[BEGIN Source document]
The traditional grade-school method for multiplication requires n^2 steps, where n is the number of digits of the numbers you’re multiplying. For millennia, mathematicians believed there wasn’t a more efficient approach.

But in 1960 mathematician Anatoly Karatsuba found a faster way. His method involved splitting long numbers into shorter numbers. To multiply two eight-digit numbers, for example, you would first split each into two four-digit numbers, then split each of these into two-digit numbers. You then do some operations on all the two-digit numbers and reconstitute the results into a final product. For multiplication involving large numbers, the Karatsuba method takes far fewer steps than the grade-school method.

When a classical computer runs the Karatsuba method, it deletes information as it goes. For example, after it reconstitutes the two-digit numbers into four-digit numbers, it forgets the two-digit numbers. All it cares about is the four-digit numbers themselves. But quantum computers can’t shed (forget) information.
[END Source document]
» Tasks and exercises
1. Return, word for word, the stretch of the multiplication text from "But in 1960" through "the grade-school method.".
2. According to the multiplication text, what does a classical computer do with the two-digit numbers once it has reconstituted them into four-digit numbers?
[BEGIN Items]
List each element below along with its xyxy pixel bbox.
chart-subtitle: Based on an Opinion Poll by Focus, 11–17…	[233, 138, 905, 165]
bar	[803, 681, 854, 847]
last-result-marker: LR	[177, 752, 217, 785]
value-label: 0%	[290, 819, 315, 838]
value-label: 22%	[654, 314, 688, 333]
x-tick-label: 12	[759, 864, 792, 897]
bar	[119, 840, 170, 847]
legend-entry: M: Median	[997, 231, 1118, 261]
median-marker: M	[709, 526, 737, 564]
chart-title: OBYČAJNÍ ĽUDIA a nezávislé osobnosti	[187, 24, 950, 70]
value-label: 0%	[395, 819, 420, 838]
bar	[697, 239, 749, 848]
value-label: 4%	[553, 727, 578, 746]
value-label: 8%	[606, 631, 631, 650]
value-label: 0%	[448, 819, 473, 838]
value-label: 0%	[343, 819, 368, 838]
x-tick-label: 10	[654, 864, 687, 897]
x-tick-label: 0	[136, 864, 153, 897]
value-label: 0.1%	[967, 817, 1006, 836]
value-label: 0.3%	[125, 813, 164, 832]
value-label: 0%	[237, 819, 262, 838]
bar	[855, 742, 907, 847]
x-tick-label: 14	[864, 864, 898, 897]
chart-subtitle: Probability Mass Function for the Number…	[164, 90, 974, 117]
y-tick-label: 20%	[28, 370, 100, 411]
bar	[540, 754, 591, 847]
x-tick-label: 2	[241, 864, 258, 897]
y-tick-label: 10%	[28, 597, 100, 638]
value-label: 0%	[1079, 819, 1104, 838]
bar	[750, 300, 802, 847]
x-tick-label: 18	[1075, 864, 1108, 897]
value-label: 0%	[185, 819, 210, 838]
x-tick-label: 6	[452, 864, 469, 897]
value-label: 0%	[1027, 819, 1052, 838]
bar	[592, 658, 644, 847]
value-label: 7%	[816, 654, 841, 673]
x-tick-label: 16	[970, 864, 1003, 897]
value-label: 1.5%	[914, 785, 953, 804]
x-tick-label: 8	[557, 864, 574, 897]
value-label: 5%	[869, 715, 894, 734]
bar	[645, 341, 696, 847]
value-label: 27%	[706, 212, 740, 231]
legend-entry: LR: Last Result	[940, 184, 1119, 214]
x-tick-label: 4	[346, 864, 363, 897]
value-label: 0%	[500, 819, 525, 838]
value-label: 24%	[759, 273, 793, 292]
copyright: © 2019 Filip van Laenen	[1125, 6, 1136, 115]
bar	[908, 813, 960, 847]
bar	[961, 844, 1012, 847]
[END Items]
» Answers for the exercise
1.
But in 1960 mathematician Anatoly Karatsuba found a faster way. His method involved splitting long numbers into shorter numbers. To multiply two eight-digit numbers, for example, you would first split each into two four-digit numbers, then split each of these into two-digit numbers. You then do some operations on all the two-digit numbers and reconstitute the results into a final product. For multiplication involving large numbers, the Karatsuba method takes far fewer steps than the grade-school method.

2. It forgets them.